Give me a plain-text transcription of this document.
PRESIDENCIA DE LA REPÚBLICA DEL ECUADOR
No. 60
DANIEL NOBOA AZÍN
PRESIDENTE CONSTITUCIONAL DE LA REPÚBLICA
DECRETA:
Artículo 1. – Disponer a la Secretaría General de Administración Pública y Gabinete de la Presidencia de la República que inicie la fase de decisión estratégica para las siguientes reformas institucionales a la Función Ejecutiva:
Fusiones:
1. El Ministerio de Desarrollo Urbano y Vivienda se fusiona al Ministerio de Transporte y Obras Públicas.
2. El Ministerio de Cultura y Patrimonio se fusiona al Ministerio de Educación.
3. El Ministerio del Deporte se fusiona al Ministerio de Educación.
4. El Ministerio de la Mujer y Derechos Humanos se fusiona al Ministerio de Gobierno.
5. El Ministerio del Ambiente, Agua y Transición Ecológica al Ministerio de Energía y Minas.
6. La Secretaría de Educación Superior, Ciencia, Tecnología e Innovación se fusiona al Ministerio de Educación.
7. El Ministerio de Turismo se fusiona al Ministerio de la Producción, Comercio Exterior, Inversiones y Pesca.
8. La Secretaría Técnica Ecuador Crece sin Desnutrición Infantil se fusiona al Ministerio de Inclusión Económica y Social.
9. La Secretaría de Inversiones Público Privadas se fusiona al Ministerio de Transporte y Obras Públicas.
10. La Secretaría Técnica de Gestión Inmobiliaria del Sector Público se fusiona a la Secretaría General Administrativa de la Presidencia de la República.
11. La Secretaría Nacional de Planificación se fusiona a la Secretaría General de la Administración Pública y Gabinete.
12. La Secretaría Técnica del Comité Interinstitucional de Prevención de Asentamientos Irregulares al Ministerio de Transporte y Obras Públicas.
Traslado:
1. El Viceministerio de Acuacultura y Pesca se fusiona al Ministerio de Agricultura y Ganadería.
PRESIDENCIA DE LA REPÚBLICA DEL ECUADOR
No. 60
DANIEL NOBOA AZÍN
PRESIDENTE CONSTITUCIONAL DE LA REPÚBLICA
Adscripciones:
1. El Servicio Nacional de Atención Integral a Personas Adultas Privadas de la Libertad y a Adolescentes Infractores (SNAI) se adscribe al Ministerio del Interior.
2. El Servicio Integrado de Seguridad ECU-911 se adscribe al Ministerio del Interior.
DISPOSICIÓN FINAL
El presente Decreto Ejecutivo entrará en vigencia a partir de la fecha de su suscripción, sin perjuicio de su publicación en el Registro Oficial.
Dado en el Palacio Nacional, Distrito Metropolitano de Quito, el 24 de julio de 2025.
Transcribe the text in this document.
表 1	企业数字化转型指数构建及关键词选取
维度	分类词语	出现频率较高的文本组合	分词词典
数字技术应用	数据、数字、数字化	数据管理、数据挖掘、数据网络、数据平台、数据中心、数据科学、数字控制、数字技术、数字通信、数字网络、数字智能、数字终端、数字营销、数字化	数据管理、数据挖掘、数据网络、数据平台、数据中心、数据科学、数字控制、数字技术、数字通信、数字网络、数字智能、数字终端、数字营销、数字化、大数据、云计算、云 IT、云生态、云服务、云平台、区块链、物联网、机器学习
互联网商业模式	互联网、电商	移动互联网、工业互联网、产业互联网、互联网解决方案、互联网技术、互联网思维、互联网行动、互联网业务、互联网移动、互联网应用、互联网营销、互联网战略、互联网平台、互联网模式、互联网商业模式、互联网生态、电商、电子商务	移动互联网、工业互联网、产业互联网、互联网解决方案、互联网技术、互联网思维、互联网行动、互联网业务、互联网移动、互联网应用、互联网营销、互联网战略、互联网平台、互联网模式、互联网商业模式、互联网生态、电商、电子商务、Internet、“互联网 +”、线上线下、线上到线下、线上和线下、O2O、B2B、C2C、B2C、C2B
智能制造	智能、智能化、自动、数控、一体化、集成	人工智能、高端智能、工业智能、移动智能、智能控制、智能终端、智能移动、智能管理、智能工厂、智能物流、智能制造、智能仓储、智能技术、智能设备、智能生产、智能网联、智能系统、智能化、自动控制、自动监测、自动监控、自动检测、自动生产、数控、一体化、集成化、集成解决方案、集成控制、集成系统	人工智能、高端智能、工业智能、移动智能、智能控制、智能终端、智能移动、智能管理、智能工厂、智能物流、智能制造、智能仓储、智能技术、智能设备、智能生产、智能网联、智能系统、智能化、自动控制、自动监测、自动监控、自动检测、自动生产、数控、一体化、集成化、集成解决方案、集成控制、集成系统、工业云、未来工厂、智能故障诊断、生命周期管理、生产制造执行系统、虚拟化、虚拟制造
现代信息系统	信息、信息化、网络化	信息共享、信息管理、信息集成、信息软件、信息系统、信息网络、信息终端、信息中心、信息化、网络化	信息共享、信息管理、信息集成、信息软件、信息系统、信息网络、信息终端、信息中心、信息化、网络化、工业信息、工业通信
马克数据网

What you need to do: Identify every line above with the string "Educación" in it. Copy those lines.

Output:
2. El Ministerio de Cultura y Patrimonio se fusiona al Ministerio de Educación.
3. El Ministerio del Deporte se fusiona al Ministerio de Educación.
6. La Secretaría de Educación Superior, Ciencia, Tecnología e Innovación se fusiona al Ministerio de Educación.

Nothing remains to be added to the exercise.